[Data items]
—————
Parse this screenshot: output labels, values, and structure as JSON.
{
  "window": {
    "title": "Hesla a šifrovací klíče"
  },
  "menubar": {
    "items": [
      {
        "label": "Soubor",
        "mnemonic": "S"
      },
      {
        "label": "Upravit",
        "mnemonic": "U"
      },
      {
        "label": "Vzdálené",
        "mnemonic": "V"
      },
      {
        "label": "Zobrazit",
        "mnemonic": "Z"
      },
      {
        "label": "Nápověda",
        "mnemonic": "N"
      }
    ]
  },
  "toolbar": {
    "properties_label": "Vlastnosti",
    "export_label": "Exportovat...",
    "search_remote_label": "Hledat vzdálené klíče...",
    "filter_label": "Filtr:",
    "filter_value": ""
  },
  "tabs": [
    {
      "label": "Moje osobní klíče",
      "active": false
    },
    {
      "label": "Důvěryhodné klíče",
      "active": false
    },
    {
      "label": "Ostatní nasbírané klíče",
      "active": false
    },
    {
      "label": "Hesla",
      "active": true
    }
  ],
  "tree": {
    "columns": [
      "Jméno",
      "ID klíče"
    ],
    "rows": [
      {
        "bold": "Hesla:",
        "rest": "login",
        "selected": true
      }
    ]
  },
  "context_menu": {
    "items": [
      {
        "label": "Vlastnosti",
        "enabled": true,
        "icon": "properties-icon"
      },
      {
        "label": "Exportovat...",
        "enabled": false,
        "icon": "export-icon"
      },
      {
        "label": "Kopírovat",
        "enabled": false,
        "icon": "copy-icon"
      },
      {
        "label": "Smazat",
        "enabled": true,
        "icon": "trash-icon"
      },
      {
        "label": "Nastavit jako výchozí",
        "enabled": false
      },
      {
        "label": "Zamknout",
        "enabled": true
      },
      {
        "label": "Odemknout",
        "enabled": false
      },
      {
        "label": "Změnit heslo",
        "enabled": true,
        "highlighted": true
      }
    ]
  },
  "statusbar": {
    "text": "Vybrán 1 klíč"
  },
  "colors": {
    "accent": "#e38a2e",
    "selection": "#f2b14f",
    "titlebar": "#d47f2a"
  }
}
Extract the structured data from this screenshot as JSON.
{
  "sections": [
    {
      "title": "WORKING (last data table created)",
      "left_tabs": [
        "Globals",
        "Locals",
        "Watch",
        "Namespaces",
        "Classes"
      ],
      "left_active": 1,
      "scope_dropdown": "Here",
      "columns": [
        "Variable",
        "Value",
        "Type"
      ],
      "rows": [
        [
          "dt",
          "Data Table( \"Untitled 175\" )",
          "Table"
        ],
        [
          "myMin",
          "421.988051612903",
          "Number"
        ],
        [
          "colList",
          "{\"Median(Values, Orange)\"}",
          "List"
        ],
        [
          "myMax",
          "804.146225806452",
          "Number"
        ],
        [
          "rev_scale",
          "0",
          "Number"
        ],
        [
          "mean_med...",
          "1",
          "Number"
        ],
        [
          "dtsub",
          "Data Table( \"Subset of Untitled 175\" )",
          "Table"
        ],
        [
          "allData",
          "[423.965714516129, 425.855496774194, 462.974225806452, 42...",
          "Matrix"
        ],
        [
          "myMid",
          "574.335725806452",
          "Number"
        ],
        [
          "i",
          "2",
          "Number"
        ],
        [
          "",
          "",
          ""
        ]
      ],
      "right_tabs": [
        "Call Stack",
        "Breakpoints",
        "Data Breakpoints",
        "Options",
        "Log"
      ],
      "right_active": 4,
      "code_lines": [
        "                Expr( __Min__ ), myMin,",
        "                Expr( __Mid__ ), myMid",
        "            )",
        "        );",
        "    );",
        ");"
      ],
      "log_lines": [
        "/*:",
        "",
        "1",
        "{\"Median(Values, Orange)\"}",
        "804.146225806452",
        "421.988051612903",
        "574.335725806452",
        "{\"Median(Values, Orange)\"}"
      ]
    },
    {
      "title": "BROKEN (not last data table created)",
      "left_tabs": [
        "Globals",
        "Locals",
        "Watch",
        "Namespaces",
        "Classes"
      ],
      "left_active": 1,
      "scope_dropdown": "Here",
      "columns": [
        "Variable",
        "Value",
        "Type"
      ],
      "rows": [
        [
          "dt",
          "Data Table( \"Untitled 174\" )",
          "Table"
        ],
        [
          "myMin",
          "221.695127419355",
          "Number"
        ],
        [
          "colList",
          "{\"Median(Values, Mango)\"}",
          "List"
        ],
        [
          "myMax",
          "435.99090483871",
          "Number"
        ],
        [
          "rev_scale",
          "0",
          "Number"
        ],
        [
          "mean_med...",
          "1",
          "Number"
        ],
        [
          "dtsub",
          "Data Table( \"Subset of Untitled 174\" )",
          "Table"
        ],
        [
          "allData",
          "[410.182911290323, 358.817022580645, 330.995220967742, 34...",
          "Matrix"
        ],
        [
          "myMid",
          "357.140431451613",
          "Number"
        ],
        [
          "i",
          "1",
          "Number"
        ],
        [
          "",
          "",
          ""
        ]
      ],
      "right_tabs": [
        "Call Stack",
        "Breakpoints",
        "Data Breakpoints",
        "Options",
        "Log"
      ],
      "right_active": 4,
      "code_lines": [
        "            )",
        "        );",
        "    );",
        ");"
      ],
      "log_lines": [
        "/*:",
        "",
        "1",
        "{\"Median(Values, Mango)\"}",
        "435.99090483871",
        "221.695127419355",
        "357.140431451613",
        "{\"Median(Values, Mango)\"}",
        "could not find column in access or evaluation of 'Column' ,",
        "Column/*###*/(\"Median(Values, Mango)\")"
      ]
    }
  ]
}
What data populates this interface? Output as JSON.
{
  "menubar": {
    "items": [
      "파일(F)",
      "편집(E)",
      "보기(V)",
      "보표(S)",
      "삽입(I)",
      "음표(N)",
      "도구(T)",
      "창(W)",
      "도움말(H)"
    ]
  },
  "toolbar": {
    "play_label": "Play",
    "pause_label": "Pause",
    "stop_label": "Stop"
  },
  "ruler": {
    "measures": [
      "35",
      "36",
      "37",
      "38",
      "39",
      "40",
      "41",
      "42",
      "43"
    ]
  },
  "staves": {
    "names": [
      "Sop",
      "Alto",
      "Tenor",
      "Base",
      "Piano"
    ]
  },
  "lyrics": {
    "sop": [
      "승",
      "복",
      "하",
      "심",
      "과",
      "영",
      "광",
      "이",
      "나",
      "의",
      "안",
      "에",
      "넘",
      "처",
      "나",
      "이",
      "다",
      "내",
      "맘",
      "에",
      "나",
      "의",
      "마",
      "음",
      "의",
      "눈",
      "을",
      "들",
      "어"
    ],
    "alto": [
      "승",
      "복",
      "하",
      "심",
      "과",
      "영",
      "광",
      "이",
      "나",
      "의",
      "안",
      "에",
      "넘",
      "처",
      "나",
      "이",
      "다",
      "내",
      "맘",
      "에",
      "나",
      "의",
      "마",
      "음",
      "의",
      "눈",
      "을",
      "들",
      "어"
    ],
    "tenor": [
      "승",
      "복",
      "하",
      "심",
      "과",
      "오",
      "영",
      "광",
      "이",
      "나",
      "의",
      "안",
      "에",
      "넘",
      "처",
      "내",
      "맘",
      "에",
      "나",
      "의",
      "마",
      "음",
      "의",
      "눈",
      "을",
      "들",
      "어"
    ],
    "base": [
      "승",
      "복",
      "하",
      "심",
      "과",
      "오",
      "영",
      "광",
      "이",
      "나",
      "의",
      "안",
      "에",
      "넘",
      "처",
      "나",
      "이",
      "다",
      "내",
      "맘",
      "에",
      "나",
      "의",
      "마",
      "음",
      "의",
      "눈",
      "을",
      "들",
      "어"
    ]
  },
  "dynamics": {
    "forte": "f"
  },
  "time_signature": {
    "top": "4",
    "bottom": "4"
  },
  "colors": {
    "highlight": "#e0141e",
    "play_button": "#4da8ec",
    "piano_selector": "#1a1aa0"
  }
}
—————
Filter out all lines lacking the word "Vlastnosti" and copy the rest.

(RESPONSE TO THIS TASK):
    "properties_label": "Vlastnosti",
        "label": "Vlastnosti",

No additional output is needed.